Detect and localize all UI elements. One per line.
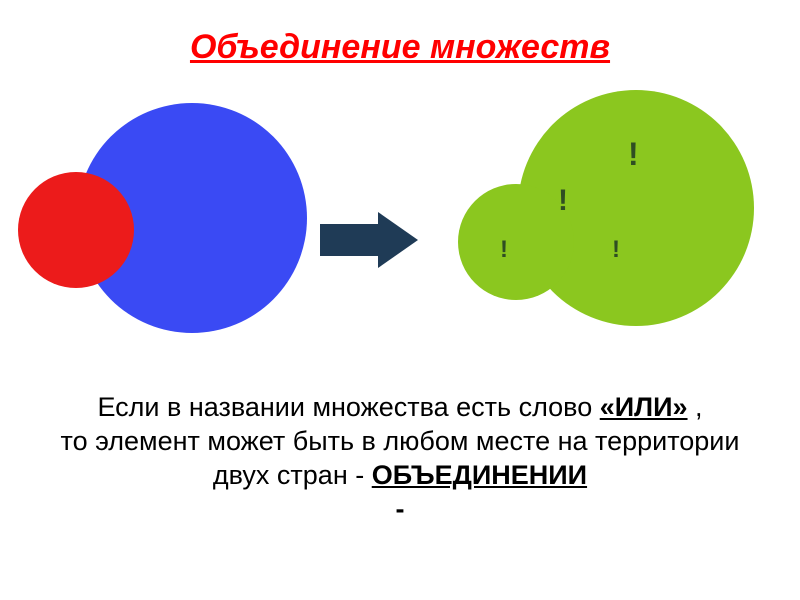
exclamation-mark: ! xyxy=(628,136,639,173)
text-run: ОБЪЕДИНЕНИИ xyxy=(372,460,587,490)
exclamation-mark: ! xyxy=(558,184,568,218)
exclamation-mark: ! xyxy=(500,236,508,264)
text-run: Если в названии множества есть слово xyxy=(97,392,599,422)
body-line: - xyxy=(32,492,768,526)
body-line: Если в названии множества есть слово «ИЛ… xyxy=(32,390,768,424)
text-run: , xyxy=(695,392,703,422)
left-small-circle xyxy=(18,172,134,288)
text-run: - xyxy=(396,494,405,524)
body-text: Если в названии множества есть слово «ИЛ… xyxy=(32,390,768,526)
text-run: «ИЛИ» xyxy=(600,392,688,422)
page-title: Объединение множеств xyxy=(190,28,610,67)
arrow-head-icon xyxy=(378,212,418,268)
arrow-stem xyxy=(320,224,378,256)
right-small-circle xyxy=(458,184,574,300)
exclamation-mark: ! xyxy=(612,236,620,264)
body-line: то элемент может быть в любом месте на т… xyxy=(32,424,768,492)
arrow xyxy=(320,212,418,268)
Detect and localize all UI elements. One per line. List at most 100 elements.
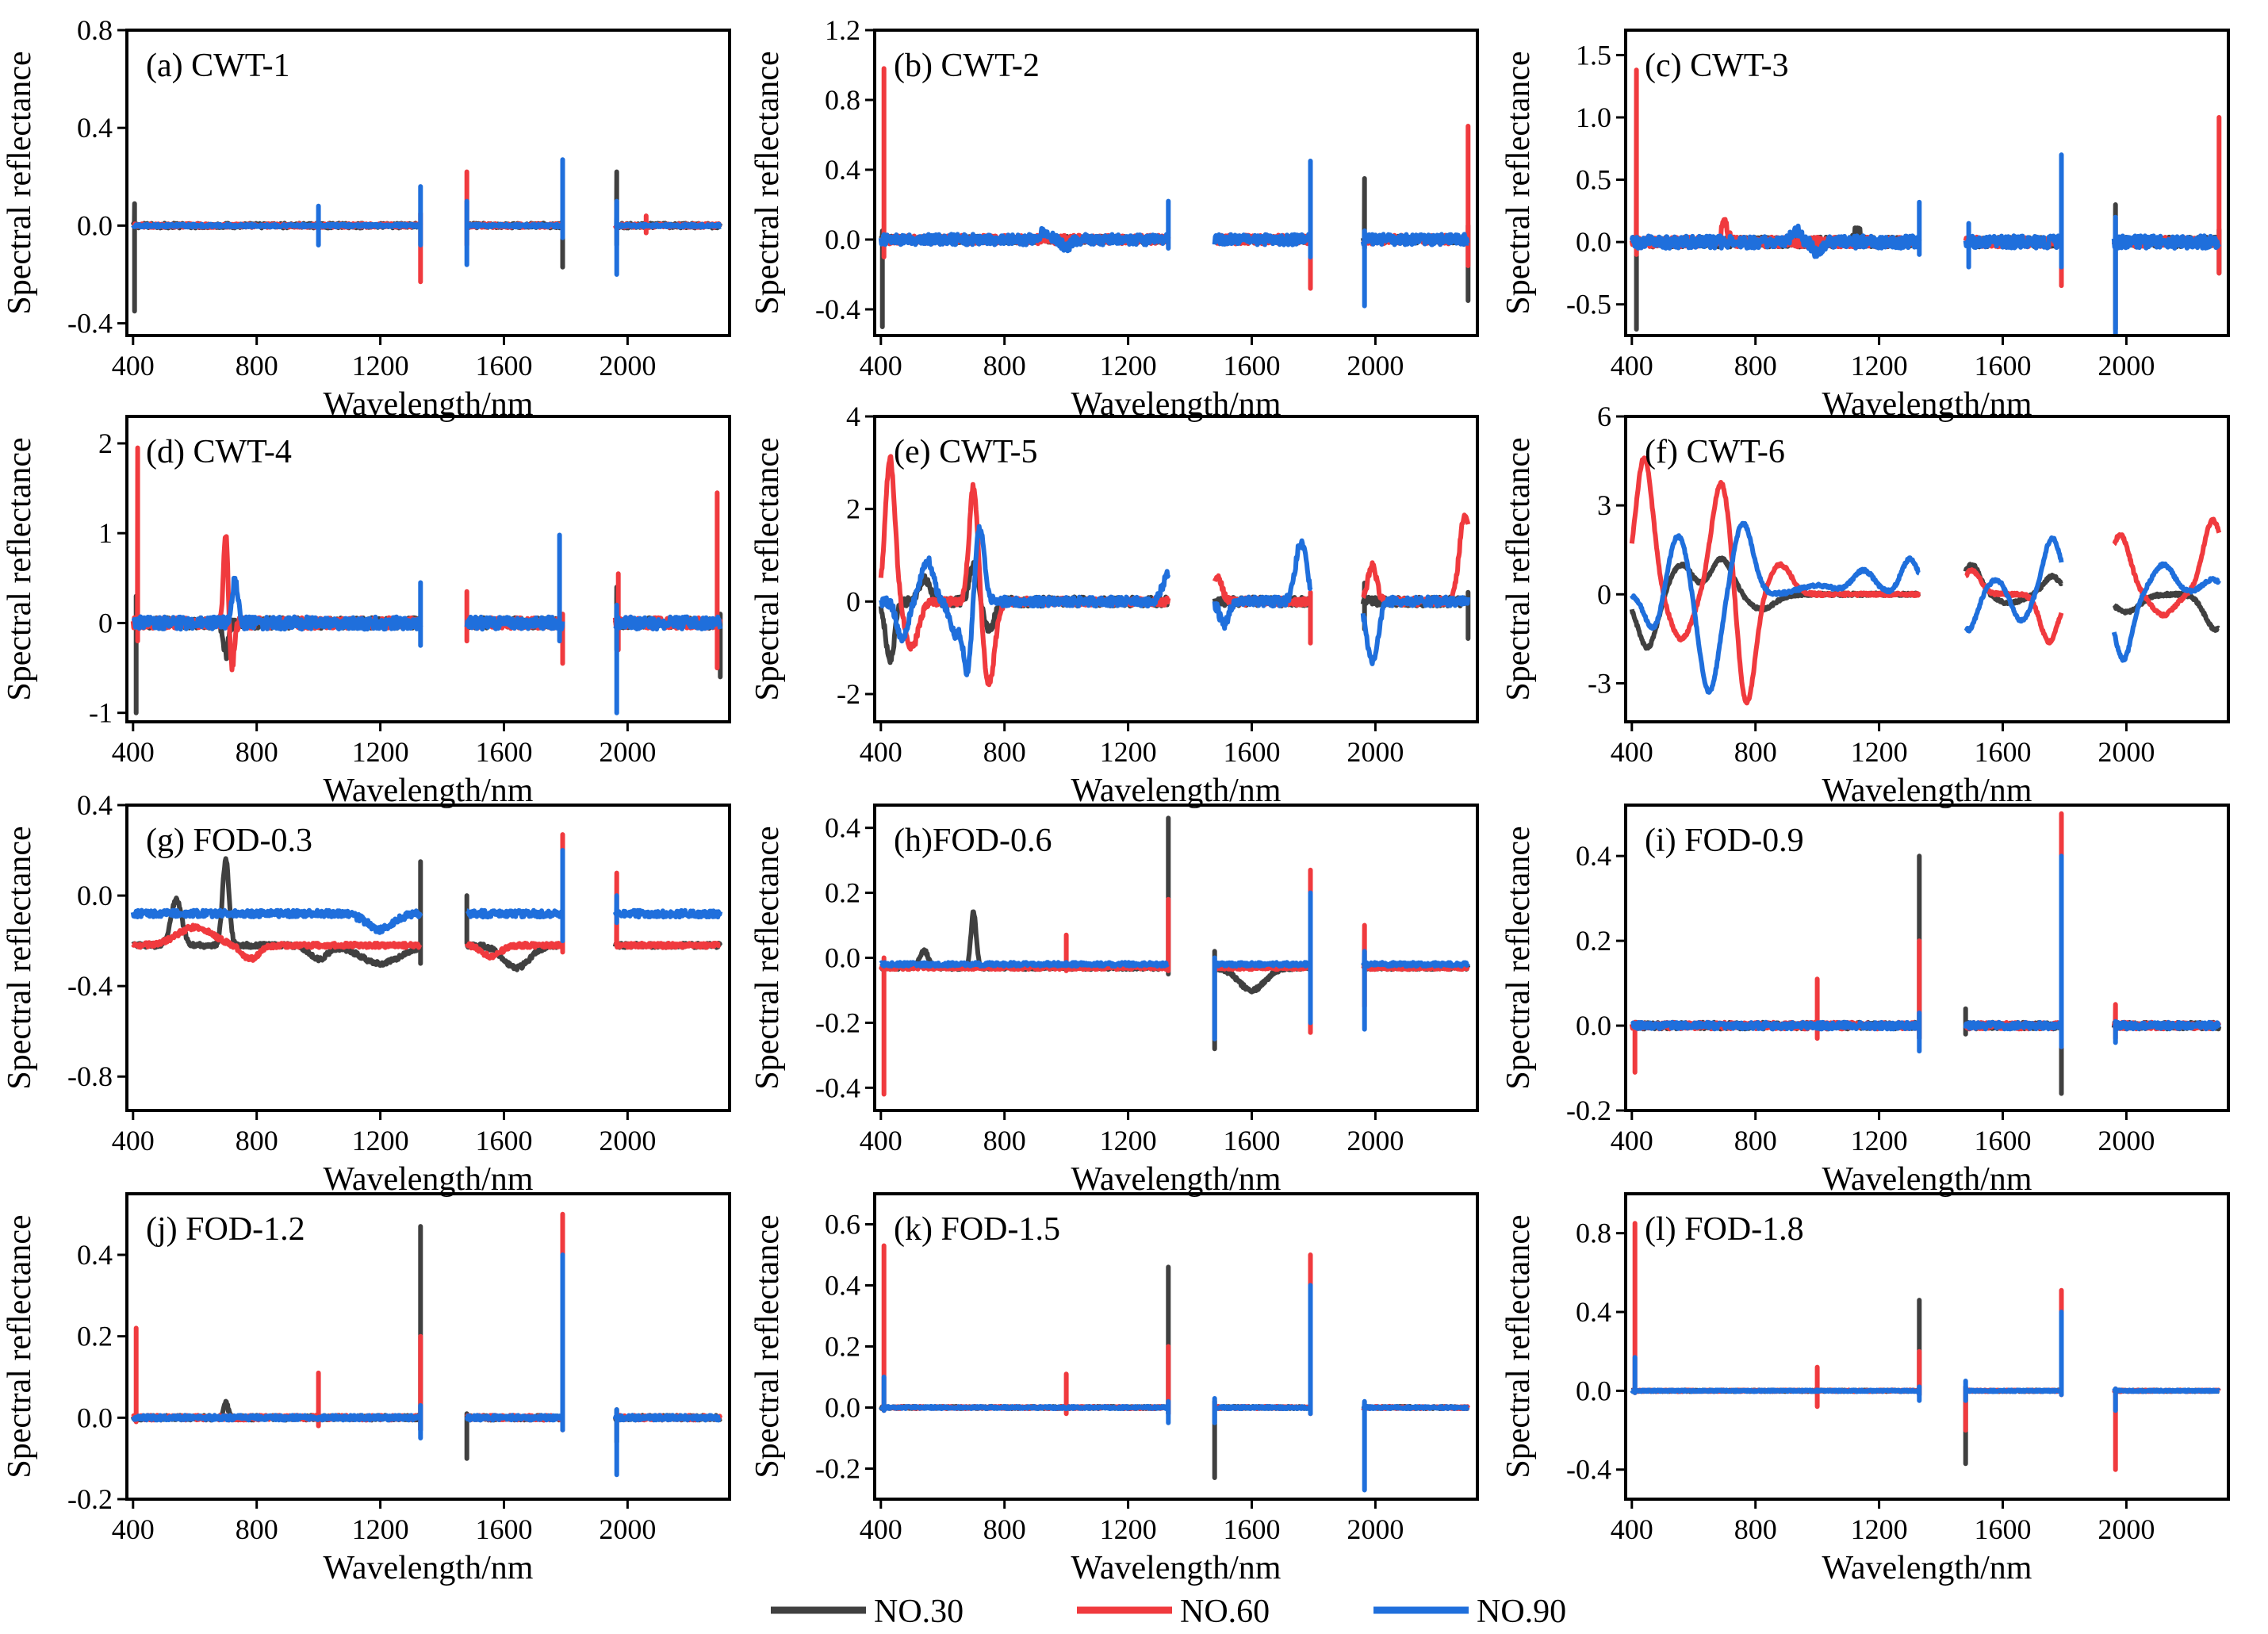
- x-tick-label: 1600: [475, 1513, 532, 1545]
- y-tick-label: 0.0: [1576, 1010, 1611, 1041]
- y-tick-label: 0.0: [77, 209, 113, 241]
- y-tick-label: 0.2: [77, 1321, 113, 1352]
- y-tick-label: 0.0: [1576, 226, 1611, 258]
- panels: 400 800 1200 1600 2000 -0.4 0.0 0.4 0.8 (a) CWT-1…: [2, 14, 2230, 1586]
- x-axis-label: Wavelength/nm: [324, 1161, 534, 1198]
- y-tick-label: 2: [98, 428, 113, 459]
- legend-item-no30: NO.30: [771, 1594, 964, 1630]
- series-line-no90: [131, 1252, 722, 1478]
- y-tick-label: -2: [837, 678, 860, 710]
- plot-area: [879, 1243, 1470, 1493]
- plot-frame: [1624, 1192, 2230, 1501]
- x-tick-label: 800: [983, 1125, 1026, 1156]
- legend-item-no90: NO.90: [1373, 1594, 1566, 1630]
- series-line-no60: [1630, 1221, 2221, 1472]
- y-tick-label: 1: [98, 517, 113, 549]
- x-tick-label: 1200: [1100, 1125, 1157, 1156]
- x-tick-label: 400: [1611, 350, 1653, 382]
- y-tick-label: 0.4: [77, 1239, 113, 1271]
- panel-1: 400 800 1200 1600 2000 -0.4 0.0 0.4 0.8 1.2 (b) CW…: [749, 14, 1479, 423]
- panel-title: (k) FOD-1.5: [894, 1211, 1060, 1248]
- y-tick-label: 0.4: [825, 812, 860, 844]
- plot-area: [130, 445, 723, 715]
- x-tick-label: 400: [860, 1513, 902, 1545]
- y-tick-label: 0.4: [1576, 840, 1611, 872]
- series-line-no90: [879, 890, 1470, 1041]
- series-line-no60: [878, 66, 1471, 291]
- y-tick-label: 0.2: [825, 1331, 860, 1363]
- x-tick-label: 2000: [2098, 1513, 2155, 1545]
- y-axis-label: Spectral reflectance: [1500, 826, 1537, 1089]
- series-line-no30: [130, 1224, 722, 1461]
- x-tick-label: 2000: [1347, 1125, 1404, 1156]
- panel-7: 400 800 1200 1600 2000 -0.4 -0.2 0.0 0.2 0.4 (h)FO…: [749, 804, 1479, 1198]
- x-tick-label: 400: [860, 736, 902, 768]
- x-axis-label: Wavelength/nm: [324, 1550, 534, 1586]
- x-tick-label: 800: [236, 350, 278, 382]
- y-tick-label: 0.8: [77, 14, 113, 46]
- y-axis-label: Spectral reflectance: [1500, 51, 1537, 314]
- y-tick-label: 0.5: [1576, 164, 1611, 196]
- x-tick-label: 800: [236, 1125, 278, 1156]
- y-tick-label: 0.4: [825, 1270, 860, 1302]
- x-axis-label: Wavelength/nm: [1071, 773, 1281, 809]
- series-line-no60: [879, 1243, 1470, 1417]
- panel-title: (a) CWT-1: [146, 48, 290, 84]
- x-tick-label: 2000: [1347, 1513, 1404, 1545]
- y-tick-label: 2: [846, 493, 860, 525]
- series-line-no90: [1630, 1310, 2221, 1413]
- plot-area: [878, 454, 1471, 688]
- y-tick-label: -0.4: [815, 293, 860, 325]
- plot-frame: [125, 1192, 731, 1501]
- plot-frame: [1624, 29, 2230, 337]
- series-line-no60: [879, 867, 1470, 1097]
- plot-area: [1629, 455, 2222, 706]
- x-tick-label: 800: [1734, 1125, 1777, 1156]
- x-axis-label: Wavelength/nm: [1822, 773, 2032, 809]
- panel-4: 400 800 1200 1600 2000 -2 0 2 4 (e) CWT-5 Waveleng…: [749, 401, 1479, 809]
- panel-9: 400 800 1200 1600 2000 -0.2 0.0 0.2 0.4 (j) FOD-1…: [2, 1192, 731, 1586]
- series-line-no90: [1630, 520, 2221, 695]
- y-tick-label: 0.2: [825, 877, 860, 909]
- x-tick-label: 800: [1734, 736, 1777, 768]
- legend-label: NO.90: [1477, 1594, 1566, 1630]
- x-axis-label: Wavelength/nm: [1071, 1550, 1281, 1586]
- series-line-no60: [1629, 455, 2222, 706]
- x-tick-label: 2000: [599, 1513, 656, 1545]
- legend: NO.30 NO.60 NO.90: [771, 1594, 1566, 1630]
- x-tick-label: 1600: [1974, 350, 2031, 382]
- y-tick-label: 1.0: [1576, 102, 1611, 133]
- x-tick-label: 400: [112, 1513, 155, 1545]
- series-line-no90: [1629, 152, 2221, 336]
- x-tick-label: 800: [983, 736, 1026, 768]
- x-tick-label: 800: [236, 736, 278, 768]
- panel-title: (l) FOD-1.8: [1645, 1211, 1804, 1248]
- panel-6: 400 800 1200 1600 2000 -0.8 -0.4 0.0 0.4 (g) FOD-…: [2, 789, 731, 1198]
- plot-frame: [1624, 415, 2230, 723]
- plot-area: [130, 1211, 723, 1478]
- x-tick-label: 1200: [1851, 736, 1908, 768]
- plot-frame: [873, 29, 1479, 337]
- y-tick-label: 0.0: [77, 880, 113, 911]
- legend-label: NO.60: [1180, 1594, 1270, 1630]
- plot-area: [878, 66, 1471, 329]
- y-axis-label: Spectral reflectance: [2, 1214, 38, 1478]
- x-tick-label: 400: [1611, 736, 1653, 768]
- y-tick-label: 1.2: [825, 14, 860, 46]
- series-line-no60: [1629, 67, 2222, 289]
- y-tick-label: 4: [846, 401, 860, 432]
- y-tick-label: 0.8: [1576, 1218, 1611, 1249]
- series-line-no60: [131, 832, 722, 963]
- x-tick-label: 400: [1611, 1513, 1653, 1545]
- panel-11: 400 800 1200 1600 2000 -0.4 0.0 0.4 0.8 (l) FOD-1…: [1500, 1192, 2230, 1586]
- panel-title: (c) CWT-3: [1645, 48, 1789, 84]
- panel-8: 400 800 1200 1600 2000 -0.2 0.0 0.2 0.4 (i) FOD-0…: [1500, 804, 2230, 1198]
- x-tick-label: 1600: [1223, 1513, 1280, 1545]
- y-tick-label: 0.0: [1576, 1375, 1611, 1406]
- panel-title: (d) CWT-4: [146, 434, 292, 470]
- x-axis-label: Wavelength/nm: [1822, 1161, 2032, 1198]
- series-line-no30: [130, 169, 723, 314]
- series-line-no30: [1629, 853, 2222, 1096]
- plot-frame: [873, 415, 1479, 723]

## TASK DETAILS
Copy the items above character for character, from the line with "exclamation-mark: ! xyxy=(628,136,639,173)" to the line with "Detect and localize all UI elements. One per line. List", including both of those lines.

## ANSWER TO THIS TASK
exclamation-mark: ! xyxy=(628,136,639,173)
text-run: ОБЪЕДИНЕНИИ xyxy=(372,460,587,490)
exclamation-mark: ! xyxy=(558,184,568,218)
exclamation-mark: ! xyxy=(500,236,508,264)
text-run: Если в названии множества есть слово xyxy=(97,392,599,422)
body-line: - xyxy=(32,492,768,526)
body-line: Если в названии множества есть слово «ИЛ… xyxy=(32,390,768,424)
text-run: , xyxy=(695,392,703,422)
left-small-circle xyxy=(18,172,134,288)
text-run: - xyxy=(396,494,405,524)
body-text: Если в названии множества есть слово «ИЛ… xyxy=(32,390,768,526)
text-run: «ИЛИ» xyxy=(600,392,688,422)
page-title: Объединение множеств xyxy=(190,28,610,67)
arrow-head-icon xyxy=(378,212,418,268)
arrow-stem xyxy=(320,224,378,256)
right-small-circle xyxy=(458,184,574,300)
exclamation-mark: ! xyxy=(612,236,620,264)
body-line: то элемент может быть в любом месте на т… xyxy=(32,424,768,492)
arrow xyxy=(320,212,418,268)
Detect and localize all UI elements. One per line. List at most 100 elements.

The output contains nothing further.